╭─ GIVEN DATA

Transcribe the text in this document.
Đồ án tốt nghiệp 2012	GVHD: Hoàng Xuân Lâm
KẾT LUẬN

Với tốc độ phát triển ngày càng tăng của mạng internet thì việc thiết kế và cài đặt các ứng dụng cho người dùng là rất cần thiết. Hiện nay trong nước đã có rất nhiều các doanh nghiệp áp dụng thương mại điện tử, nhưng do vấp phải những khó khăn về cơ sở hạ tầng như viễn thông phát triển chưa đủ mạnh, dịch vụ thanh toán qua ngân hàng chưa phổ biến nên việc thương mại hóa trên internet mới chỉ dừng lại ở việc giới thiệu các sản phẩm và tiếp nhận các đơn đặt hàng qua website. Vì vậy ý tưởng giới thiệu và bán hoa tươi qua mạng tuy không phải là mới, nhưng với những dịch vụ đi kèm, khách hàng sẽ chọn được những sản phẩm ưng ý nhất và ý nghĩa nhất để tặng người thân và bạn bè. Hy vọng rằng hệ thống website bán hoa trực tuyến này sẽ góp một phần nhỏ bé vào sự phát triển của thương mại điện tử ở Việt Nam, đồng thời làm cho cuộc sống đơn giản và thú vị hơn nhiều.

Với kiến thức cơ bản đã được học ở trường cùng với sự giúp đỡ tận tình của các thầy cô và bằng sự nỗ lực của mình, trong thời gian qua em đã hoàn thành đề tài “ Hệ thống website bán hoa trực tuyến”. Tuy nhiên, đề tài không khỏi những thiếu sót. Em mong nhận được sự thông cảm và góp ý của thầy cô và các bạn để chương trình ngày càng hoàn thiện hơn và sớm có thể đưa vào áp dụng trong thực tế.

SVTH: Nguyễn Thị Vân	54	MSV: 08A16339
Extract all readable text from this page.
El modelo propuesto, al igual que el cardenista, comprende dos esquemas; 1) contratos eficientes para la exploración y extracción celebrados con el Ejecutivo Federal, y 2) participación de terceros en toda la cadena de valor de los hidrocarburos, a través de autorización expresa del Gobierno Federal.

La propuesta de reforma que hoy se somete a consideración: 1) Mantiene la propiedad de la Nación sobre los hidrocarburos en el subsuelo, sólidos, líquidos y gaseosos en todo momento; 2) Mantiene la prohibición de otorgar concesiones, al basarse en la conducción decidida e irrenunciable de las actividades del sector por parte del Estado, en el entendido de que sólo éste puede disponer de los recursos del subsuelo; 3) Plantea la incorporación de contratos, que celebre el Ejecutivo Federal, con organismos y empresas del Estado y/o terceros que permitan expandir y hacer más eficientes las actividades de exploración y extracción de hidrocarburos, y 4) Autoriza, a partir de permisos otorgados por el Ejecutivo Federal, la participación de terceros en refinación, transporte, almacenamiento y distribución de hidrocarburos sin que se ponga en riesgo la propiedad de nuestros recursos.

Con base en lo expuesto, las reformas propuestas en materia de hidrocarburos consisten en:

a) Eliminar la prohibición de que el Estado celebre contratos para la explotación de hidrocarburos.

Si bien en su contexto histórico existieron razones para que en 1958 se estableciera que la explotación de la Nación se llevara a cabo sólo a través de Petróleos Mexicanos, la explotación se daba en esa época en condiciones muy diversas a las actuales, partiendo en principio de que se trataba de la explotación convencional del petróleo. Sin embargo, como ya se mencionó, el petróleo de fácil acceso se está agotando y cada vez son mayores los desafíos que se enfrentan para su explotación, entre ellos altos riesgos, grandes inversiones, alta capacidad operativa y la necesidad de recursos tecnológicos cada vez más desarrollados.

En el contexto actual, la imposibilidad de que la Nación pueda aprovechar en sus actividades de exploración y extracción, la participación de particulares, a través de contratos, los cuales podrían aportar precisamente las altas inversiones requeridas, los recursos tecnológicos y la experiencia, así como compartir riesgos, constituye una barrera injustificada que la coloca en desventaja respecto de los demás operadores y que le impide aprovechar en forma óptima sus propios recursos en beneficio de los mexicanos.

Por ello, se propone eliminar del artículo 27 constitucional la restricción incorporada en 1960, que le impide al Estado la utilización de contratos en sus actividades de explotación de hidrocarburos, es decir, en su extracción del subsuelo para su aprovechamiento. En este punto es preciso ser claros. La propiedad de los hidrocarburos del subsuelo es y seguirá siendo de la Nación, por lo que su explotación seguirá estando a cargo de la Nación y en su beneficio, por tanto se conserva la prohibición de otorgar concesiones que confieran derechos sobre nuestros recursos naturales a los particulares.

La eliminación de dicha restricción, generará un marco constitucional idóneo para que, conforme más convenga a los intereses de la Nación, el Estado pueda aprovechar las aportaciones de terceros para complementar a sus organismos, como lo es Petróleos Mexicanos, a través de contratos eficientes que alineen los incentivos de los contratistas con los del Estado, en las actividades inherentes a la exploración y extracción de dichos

╰─

WHAT YOU ARE ASKED TO DO>
Tally the lines holding the string "this" and give only the count.

EXPECTED ANSWER>
2